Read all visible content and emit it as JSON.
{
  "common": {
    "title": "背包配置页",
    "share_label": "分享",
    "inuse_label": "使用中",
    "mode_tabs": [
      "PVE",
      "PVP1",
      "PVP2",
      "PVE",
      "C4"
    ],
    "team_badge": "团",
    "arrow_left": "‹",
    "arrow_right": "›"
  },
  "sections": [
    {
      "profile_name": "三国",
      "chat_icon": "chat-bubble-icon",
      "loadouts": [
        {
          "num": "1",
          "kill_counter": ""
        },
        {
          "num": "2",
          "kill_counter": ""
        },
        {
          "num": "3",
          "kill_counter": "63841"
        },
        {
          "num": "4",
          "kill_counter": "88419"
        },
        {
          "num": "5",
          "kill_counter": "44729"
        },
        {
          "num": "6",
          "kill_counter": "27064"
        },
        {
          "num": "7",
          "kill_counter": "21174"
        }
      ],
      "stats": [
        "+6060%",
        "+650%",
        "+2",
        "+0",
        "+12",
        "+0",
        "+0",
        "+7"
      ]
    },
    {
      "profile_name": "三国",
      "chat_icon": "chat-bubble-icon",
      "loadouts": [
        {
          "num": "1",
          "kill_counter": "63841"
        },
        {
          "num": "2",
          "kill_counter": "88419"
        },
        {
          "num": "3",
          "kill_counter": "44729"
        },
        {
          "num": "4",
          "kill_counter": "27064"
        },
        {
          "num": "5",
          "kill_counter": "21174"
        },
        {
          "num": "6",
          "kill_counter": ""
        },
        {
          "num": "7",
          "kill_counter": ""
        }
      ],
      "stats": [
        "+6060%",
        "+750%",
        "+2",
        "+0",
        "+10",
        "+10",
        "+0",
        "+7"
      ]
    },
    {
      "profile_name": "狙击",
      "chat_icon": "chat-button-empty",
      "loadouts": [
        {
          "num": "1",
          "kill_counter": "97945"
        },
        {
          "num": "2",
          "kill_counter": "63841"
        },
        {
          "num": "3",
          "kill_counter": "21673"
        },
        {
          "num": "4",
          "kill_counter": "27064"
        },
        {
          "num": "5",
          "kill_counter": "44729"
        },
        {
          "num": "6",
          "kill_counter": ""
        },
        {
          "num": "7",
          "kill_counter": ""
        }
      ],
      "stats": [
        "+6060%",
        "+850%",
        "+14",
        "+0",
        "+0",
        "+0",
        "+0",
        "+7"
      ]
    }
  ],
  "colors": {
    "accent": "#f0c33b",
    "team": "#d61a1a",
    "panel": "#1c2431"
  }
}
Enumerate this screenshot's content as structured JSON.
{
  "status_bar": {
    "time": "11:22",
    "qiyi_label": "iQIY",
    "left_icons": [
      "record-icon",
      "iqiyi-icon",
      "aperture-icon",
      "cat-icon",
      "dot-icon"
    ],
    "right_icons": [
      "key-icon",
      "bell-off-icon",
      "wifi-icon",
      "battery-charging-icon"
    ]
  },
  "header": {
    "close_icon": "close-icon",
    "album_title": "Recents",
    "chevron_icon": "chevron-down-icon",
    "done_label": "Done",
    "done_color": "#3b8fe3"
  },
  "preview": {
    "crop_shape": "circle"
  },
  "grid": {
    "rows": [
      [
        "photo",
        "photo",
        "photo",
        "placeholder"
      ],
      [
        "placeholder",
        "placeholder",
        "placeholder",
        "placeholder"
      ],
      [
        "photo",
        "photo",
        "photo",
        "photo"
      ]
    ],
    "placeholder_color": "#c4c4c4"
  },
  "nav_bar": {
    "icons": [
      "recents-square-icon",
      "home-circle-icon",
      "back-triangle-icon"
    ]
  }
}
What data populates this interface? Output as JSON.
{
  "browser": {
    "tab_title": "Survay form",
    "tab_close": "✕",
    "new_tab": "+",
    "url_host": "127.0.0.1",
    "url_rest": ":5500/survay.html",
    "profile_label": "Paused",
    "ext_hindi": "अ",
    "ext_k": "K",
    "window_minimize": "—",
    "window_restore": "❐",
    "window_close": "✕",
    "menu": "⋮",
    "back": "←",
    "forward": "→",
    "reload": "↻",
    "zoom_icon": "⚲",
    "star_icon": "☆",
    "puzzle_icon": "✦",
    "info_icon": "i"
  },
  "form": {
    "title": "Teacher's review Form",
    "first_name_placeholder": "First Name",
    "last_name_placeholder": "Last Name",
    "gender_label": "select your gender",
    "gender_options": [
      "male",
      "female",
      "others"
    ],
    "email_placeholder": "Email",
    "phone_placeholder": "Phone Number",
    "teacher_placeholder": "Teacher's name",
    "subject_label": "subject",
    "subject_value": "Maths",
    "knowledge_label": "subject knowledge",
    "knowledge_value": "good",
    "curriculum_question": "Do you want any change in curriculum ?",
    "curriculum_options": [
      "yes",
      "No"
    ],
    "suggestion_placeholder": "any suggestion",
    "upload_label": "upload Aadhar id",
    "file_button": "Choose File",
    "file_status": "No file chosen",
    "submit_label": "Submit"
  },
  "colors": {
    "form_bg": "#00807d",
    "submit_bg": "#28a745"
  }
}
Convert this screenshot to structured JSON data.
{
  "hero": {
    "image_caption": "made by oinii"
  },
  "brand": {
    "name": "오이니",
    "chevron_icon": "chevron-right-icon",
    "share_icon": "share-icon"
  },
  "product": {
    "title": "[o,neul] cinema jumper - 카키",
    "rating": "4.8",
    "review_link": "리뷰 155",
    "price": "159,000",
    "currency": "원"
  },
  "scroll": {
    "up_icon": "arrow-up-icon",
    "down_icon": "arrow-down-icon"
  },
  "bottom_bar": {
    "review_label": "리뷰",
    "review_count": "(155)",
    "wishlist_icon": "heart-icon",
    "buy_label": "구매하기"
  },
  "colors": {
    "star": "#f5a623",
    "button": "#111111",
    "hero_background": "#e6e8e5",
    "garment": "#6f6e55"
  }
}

» **What you will do**: Faithfully copy every entry, leaving nothing out.

» **Task answer**:
Read all visible content and emit it as JSON.
{
  "common": {
    "title": "背包配置页",
    "share_label": "分享",
    "inuse_label": "使用中",
    "mode_tabs": [
      "PVE",
      "PVP1",
      "PVP2",
      "PVE",
      "C4"
    ],
    "team_badge": "团",
    "arrow_left": "‹",
    "arrow_right": "›"
  },
  "sections": [
    {
      "profile_name": "三国",
      "chat_icon": "chat-bubble-icon",
      "loadouts": [
        {
          "num": "1",
          "kill_counter": ""
        },
        {
          "num": "2",
          "kill_counter": ""
        },
        {
          "num": "3",
          "kill_counter": "63841"
        },
        {
          "num": "4",
          "kill_counter": "88419"
        },
        {
          "num": "5",
          "kill_counter": "44729"
        },
        {
          "num": "6",
          "kill_counter": "27064"
        },
        {
          "num": "7",
          "kill_counter": "21174"
        }
      ],
      "stats": [
        "+6060%",
        "+650%",
        "+2",
        "+0",
        "+12",
        "+0",
        "+0",
        "+7"
      ]
    },
    {
      "profile_name": "三国",
      "chat_icon": "chat-bubble-icon",
      "loadouts": [
        {
          "num": "1",
          "kill_counter": "63841"
        },
        {
          "num": "2",
          "kill_counter": "88419"
        },
        {
          "num": "3",
          "kill_counter": "44729"
        },
        {
          "num": "4",
          "kill_counter": "27064"
        },
        {
          "num": "5",
          "kill_counter": "21174"
        },
        {
          "num": "6",
          "kill_counter": ""
        },
        {
          "num": "7",
          "kill_counter": ""
        }
      ],
      "stats": [
        "+6060%",
        "+750%",
        "+2",
        "+0",
        "+10",
        "+10",
        "+0",
        "+7"
      ]
    },
    {
      "profile_name": "狙击",
      "chat_icon": "chat-button-empty",
      "loadouts": [
        {
          "num": "1",
          "kill_counter": "97945"
        },
        {
          "num": "2",
          "kill_counter": "63841"
        },
        {
          "num": "3",
          "kill_counter": "21673"
        },
        {
          "num": "4",
          "kill_counter": "27064"
        },
        {
          "num": "5",
          "kill_counter": "44729"
        },
        {
          "num": "6",
          "kill_counter": ""
        },
        {
          "num": "7",
          "kill_counter": ""
        }
      ],
      "stats": [
        "+6060%",
        "+850%",
        "+14",
        "+0",
        "+0",
        "+0",
        "+0",
        "+7"
      ]
    }
  ],
  "colors": {
    "accent": "#f0c33b",
    "team": "#d61a1a",
    "panel": "#1c2431"
  }
}
Enumerate this screenshot's content as structured JSON.
{
  "status_bar": {
    "time": "11:22",
    "qiyi_label": "iQIY",
    "left_icons": [
      "record-icon",
      "iqiyi-icon",
      "aperture-icon",
      "cat-icon",
      "dot-icon"
    ],
    "right_icons": [
      "key-icon",
      "bell-off-icon",
      "wifi-icon",
      "battery-charging-icon"
    ]
  },
  "header": {
    "close_icon": "close-icon",
    "album_title": "Recents",
    "chevron_icon": "chevron-down-icon",
    "done_label": "Done",
    "done_color": "#3b8fe3"
  },
  "preview": {
    "crop_shape": "circle"
  },
  "grid": {
    "rows": [
      [
        "photo",
        "photo",
        "photo",
        "placeholder"
      ],
      [
        "placeholder",
        "placeholder",
        "placeholder",
        "placeholder"
      ],
      [
        "photo",
        "photo",
        "photo",
        "photo"
      ]
    ],
    "placeholder_color": "#c4c4c4"
  },
  "nav_bar": {
    "icons": [
      "recents-square-icon",
      "home-circle-icon",
      "back-triangle-icon"
    ]
  }
}
What data populates this interface? Output as JSON.
{
  "browser": {
    "tab_title": "Survay form",
    "tab_close": "✕",
    "new_tab": "+",
    "url_host": "127.0.0.1",
    "url_rest": ":5500/survay.html",
    "profile_label": "Paused",
    "ext_hindi": "अ",
    "ext_k": "K",
    "window_minimize": "—",
    "window_restore": "❐",
    "window_close": "✕",
    "menu": "⋮",
    "back": "←",
    "forward": "→",
    "reload": "↻",
    "zoom_icon": "⚲",
    "star_icon": "☆",
    "puzzle_icon": "✦",
    "info_icon": "i"
  },
  "form": {
    "title": "Teacher's review Form",
    "first_name_placeholder": "First Name",
    "last_name_placeholder": "Last Name",
    "gender_label": "select your gender",
    "gender_options": [
      "male",
      "female",
      "others"
    ],
    "email_placeholder": "Email",
    "phone_placeholder": "Phone Number",
    "teacher_placeholder": "Teacher's name",
    "subject_label": "subject",
    "subject_value": "Maths",
    "knowledge_label": "subject knowledge",
    "knowledge_value": "good",
    "curriculum_question": "Do you want any change in curriculum ?",
    "curriculum_options": [
      "yes",
      "No"
    ],
    "suggestion_placeholder": "any suggestion",
    "upload_label": "upload Aadhar id",
    "file_button": "Choose File",
    "file_status": "No file chosen",
    "submit_label": "Submit"
  },
  "colors": {
    "form_bg": "#00807d",
    "submit_bg": "#28a745"
  }
}
Convert this screenshot to structured JSON data.
{
  "hero": {
    "image_caption": "made by oinii"
  },
  "brand": {
    "name": "오이니",
    "chevron_icon": "chevron-right-icon",
    "share_icon": "share-icon"
  },
  "product": {
    "title": "[o,neul] cinema jumper - 카키",
    "rating": "4.8",
    "review_link": "리뷰 155",
    "price": "159,000",
    "currency": "원"
  },
  "scroll": {
    "up_icon": "arrow-up-icon",
    "down_icon": "arrow-down-icon"
  },
  "bottom_bar": {
    "review_label": "리뷰",
    "review_count": "(155)",
    "wishlist_icon": "heart-icon",
    "buy_label": "구매하기"
  },
  "colors": {
    "star": "#f5a623",
    "button": "#111111",
    "hero_background": "#e6e8e5",
    "garment": "#6f6e55"
  }
}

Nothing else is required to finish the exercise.